Records that describe figures:
* * * *
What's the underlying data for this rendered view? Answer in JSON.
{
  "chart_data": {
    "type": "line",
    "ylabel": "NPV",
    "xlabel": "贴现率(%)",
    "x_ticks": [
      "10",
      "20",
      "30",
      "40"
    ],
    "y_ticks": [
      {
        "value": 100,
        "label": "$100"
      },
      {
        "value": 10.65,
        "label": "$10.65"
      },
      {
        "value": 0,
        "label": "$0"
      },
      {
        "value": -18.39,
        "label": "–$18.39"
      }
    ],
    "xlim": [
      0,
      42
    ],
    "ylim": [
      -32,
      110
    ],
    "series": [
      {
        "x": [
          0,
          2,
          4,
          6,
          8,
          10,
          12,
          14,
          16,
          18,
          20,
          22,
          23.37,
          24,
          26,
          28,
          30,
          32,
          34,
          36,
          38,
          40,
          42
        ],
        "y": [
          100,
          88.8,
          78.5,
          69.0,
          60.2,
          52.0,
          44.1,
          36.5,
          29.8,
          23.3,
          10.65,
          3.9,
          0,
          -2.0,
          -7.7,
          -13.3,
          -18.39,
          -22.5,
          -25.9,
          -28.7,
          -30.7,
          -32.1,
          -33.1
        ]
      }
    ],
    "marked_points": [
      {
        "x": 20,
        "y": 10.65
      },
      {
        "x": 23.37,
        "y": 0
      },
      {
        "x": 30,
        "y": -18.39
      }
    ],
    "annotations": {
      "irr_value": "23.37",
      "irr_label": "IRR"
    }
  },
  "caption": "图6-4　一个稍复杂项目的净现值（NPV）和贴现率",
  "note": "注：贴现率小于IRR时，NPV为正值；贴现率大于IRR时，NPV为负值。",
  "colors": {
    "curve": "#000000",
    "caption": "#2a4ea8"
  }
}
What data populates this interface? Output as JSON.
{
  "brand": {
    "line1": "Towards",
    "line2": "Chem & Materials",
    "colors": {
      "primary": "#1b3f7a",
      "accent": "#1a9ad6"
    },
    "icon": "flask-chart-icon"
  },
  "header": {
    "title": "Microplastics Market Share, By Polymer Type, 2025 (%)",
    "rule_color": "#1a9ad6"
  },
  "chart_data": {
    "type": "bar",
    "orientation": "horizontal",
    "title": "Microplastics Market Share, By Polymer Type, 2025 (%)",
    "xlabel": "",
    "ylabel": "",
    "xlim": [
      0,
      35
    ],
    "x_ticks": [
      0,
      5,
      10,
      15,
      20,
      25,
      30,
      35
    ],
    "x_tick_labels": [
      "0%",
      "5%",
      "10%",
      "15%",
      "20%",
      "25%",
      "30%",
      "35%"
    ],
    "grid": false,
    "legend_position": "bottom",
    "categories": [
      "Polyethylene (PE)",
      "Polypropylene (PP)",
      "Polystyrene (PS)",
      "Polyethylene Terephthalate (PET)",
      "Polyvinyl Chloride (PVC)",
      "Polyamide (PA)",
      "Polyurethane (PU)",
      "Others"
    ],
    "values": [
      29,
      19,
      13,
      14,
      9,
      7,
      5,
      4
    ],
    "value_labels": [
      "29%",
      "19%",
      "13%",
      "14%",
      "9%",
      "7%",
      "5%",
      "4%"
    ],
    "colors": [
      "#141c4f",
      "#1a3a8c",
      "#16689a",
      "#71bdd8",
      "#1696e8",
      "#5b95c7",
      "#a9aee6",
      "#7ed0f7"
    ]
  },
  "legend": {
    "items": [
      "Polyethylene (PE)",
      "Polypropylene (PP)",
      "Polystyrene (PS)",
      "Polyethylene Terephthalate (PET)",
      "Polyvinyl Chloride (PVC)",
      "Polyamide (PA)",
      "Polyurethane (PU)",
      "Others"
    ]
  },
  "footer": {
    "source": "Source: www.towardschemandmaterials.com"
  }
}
* * * *
What needs to be done:
Filter for "caption". Return all lines that hold it.

Response to the task:
  "caption": "图6-4　一个稍复杂项目的净现值（NPV）和贴现率",
    "caption": "#2a4ea8"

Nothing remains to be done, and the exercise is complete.